§ Short task
In the records below, copy the lines from the line with "y-axis-label: Amplitude <box>51" to the line with "y-tick-label: 0 <box>94 395 104 415</box>", swapping "Gyroscope Data" for "Accelerometer Data" and leaving everything else unchanged.

=-=-=-=-=

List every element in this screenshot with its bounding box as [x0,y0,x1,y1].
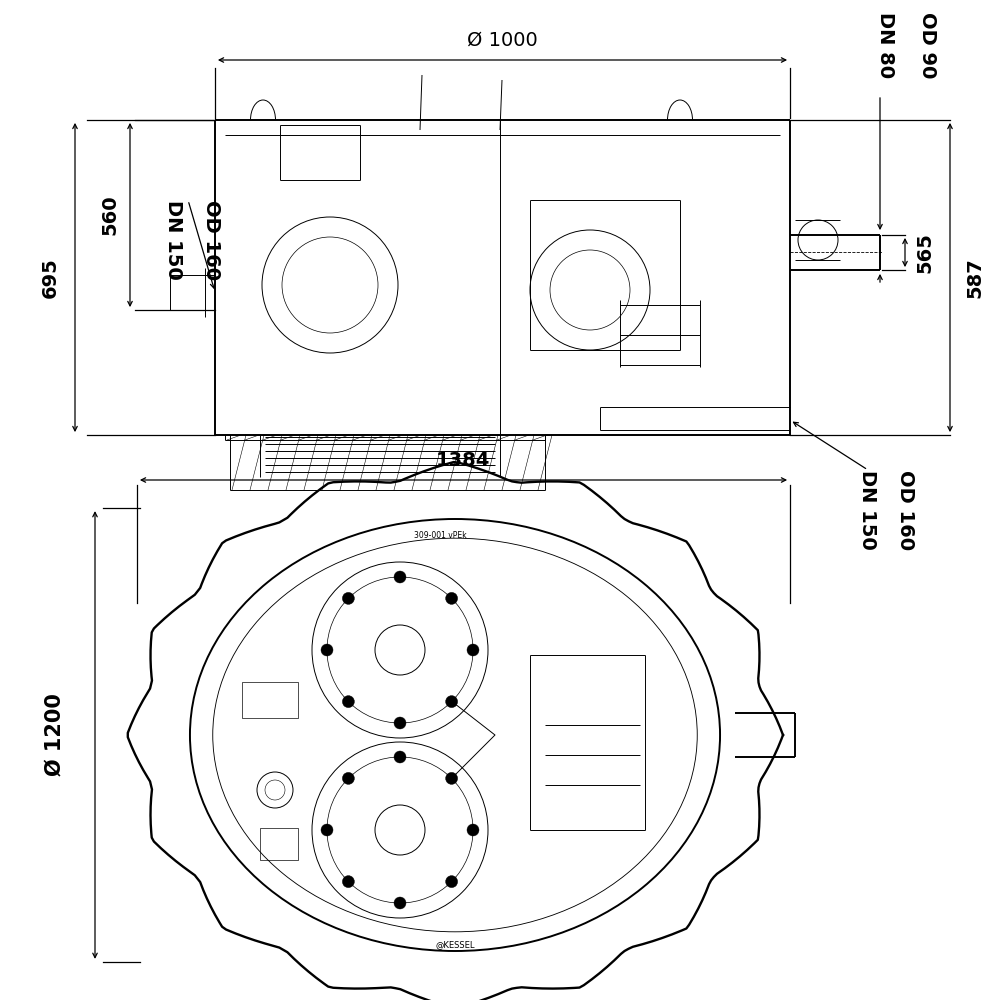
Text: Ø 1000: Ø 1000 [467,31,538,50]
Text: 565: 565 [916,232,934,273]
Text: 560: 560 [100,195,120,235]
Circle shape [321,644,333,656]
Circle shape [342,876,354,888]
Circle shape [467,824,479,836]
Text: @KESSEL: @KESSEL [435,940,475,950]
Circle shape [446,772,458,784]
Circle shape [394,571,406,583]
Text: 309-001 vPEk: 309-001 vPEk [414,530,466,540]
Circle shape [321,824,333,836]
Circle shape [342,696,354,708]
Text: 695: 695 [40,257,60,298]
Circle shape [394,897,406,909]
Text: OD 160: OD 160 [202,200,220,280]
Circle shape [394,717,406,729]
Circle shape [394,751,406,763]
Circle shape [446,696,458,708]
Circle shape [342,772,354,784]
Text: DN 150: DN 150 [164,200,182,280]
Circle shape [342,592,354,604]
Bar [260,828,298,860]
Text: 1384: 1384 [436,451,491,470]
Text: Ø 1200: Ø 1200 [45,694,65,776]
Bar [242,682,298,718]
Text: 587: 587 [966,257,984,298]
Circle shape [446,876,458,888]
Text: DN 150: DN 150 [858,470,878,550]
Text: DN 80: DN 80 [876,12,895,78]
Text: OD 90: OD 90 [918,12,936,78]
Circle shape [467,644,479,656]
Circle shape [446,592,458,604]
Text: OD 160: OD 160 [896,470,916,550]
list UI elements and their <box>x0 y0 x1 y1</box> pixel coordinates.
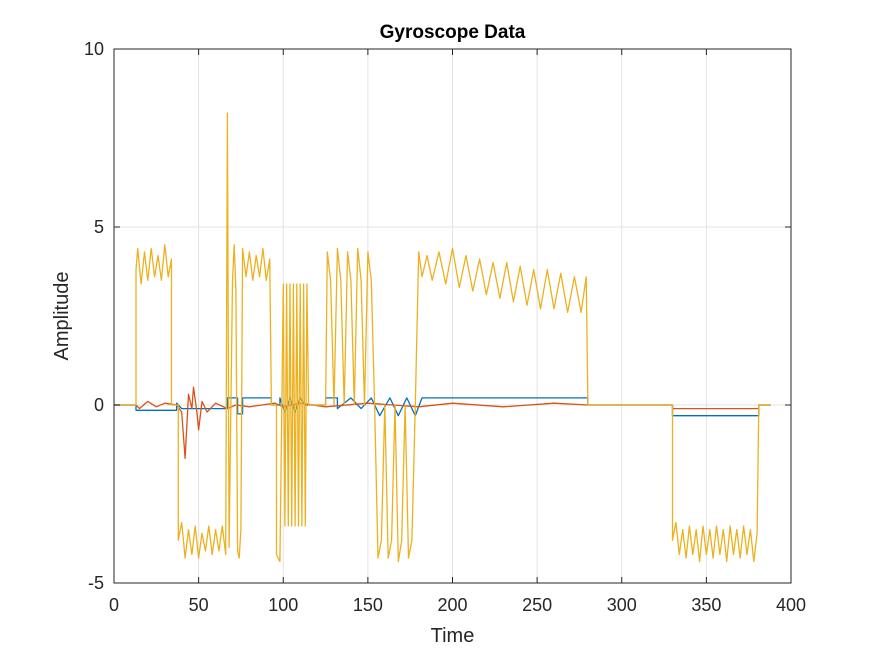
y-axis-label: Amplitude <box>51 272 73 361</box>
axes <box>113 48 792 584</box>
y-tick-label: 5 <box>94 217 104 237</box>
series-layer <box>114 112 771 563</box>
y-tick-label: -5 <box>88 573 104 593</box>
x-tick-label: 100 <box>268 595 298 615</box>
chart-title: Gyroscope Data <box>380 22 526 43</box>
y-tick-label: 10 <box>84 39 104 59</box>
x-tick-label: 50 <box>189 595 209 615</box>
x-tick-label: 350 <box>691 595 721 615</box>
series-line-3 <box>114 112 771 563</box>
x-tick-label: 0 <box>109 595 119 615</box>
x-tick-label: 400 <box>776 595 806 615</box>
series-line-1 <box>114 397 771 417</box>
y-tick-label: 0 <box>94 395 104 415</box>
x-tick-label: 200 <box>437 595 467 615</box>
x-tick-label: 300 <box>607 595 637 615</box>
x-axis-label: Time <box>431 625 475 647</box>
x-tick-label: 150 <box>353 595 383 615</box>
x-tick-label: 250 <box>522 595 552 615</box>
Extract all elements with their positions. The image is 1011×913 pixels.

=-=-=-=-=

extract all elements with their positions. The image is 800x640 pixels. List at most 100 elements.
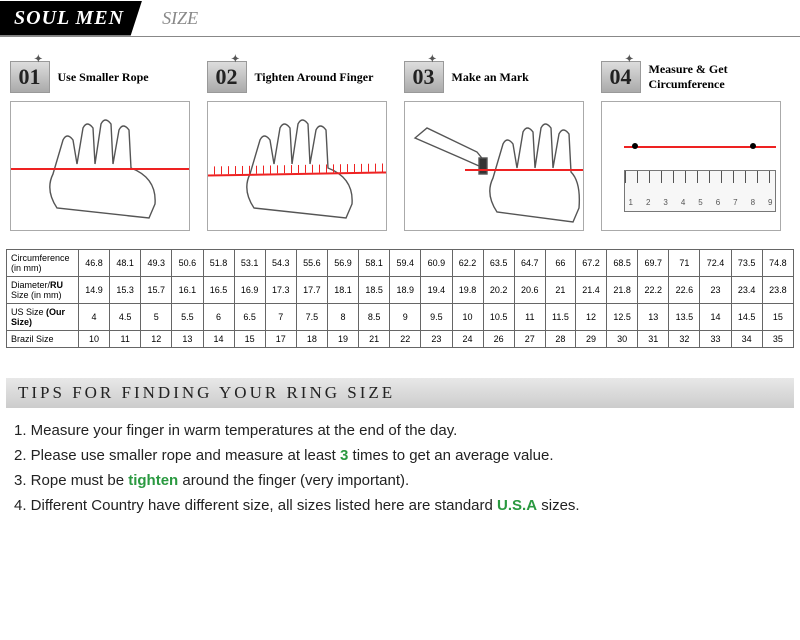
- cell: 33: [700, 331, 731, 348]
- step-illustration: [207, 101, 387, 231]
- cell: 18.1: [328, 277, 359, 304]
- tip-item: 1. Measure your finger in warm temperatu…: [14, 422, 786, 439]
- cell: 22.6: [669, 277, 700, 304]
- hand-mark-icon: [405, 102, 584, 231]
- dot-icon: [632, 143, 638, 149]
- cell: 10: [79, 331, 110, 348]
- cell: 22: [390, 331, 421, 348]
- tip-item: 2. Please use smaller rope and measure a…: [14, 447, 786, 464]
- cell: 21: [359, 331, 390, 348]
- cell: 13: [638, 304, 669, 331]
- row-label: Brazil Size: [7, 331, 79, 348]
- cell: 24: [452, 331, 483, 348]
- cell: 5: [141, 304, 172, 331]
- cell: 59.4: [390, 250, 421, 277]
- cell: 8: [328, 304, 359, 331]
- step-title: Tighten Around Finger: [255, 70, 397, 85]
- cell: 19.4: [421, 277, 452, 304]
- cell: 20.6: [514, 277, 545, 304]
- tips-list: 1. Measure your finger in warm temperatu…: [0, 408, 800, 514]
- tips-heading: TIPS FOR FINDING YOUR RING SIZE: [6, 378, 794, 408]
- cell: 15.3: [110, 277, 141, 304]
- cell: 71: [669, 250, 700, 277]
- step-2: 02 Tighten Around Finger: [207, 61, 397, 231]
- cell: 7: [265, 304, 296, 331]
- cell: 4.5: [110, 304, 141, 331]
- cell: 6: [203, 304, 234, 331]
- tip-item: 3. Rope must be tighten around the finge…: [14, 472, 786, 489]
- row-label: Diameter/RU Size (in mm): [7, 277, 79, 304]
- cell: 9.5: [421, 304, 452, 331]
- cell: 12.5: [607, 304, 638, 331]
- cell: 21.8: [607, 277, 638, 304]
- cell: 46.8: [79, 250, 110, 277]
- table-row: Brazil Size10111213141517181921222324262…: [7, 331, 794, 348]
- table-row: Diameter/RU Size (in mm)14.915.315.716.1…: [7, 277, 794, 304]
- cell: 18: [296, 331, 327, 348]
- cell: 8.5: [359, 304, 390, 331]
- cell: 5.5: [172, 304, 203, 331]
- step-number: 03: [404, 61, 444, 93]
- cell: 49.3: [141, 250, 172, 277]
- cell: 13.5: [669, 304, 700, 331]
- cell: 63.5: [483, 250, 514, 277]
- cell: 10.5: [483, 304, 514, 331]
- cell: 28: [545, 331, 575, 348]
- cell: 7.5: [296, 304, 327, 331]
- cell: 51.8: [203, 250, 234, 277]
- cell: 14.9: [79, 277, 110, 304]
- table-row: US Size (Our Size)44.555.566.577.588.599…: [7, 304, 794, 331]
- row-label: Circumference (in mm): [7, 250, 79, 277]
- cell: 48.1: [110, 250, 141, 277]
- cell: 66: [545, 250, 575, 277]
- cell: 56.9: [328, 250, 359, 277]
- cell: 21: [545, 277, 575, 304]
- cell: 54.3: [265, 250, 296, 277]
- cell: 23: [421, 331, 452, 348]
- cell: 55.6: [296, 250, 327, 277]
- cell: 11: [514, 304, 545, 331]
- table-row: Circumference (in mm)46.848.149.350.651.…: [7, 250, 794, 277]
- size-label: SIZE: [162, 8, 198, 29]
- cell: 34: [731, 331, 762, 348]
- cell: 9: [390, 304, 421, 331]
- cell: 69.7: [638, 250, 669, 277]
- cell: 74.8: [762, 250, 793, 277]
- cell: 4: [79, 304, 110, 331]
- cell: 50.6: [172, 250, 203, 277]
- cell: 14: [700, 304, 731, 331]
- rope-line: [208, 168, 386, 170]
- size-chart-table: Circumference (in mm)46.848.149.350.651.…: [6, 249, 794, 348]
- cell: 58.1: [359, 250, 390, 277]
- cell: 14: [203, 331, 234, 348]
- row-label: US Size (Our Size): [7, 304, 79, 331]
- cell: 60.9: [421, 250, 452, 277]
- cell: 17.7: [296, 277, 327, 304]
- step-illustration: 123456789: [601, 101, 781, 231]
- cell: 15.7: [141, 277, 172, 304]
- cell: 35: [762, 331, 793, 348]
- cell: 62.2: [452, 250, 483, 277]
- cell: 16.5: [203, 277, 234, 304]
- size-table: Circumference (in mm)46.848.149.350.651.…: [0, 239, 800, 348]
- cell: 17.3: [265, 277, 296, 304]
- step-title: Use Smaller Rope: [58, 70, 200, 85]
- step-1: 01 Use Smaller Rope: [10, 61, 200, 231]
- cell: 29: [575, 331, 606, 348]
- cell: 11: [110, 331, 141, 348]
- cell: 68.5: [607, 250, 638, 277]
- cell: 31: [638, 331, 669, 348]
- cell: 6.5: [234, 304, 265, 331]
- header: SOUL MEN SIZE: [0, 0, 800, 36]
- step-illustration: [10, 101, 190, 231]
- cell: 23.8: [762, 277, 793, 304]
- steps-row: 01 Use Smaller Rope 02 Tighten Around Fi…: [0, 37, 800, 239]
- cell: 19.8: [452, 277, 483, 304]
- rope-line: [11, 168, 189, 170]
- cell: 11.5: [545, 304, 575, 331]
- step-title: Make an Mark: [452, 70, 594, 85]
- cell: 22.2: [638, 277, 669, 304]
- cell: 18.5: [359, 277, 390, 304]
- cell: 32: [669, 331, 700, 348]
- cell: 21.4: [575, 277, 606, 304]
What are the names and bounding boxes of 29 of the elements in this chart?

=-=-=-=-=

§ The output
y-axis-label: Amplitude <box>51 272 73 361</box>
axes <box>113 48 792 584</box>
y-tick-label: 5 <box>94 217 104 237</box>
series-layer <box>114 112 771 563</box>
y-tick-label: -5 <box>88 573 104 593</box>
x-tick-label: 100 <box>268 595 298 615</box>
chart-title: Accelerometer Data <box>380 22 526 43</box>
y-tick-label: 10 <box>84 39 104 59</box>
x-tick-label: 50 <box>189 595 209 615</box>
x-tick-label: 350 <box>691 595 721 615</box>
series-line-3 <box>114 112 771 563</box>
x-tick-label: 0 <box>109 595 119 615</box>
x-tick-label: 400 <box>776 595 806 615</box>
series-line-1 <box>114 397 771 417</box>
y-tick-label: 0 <box>94 395 104 415</box>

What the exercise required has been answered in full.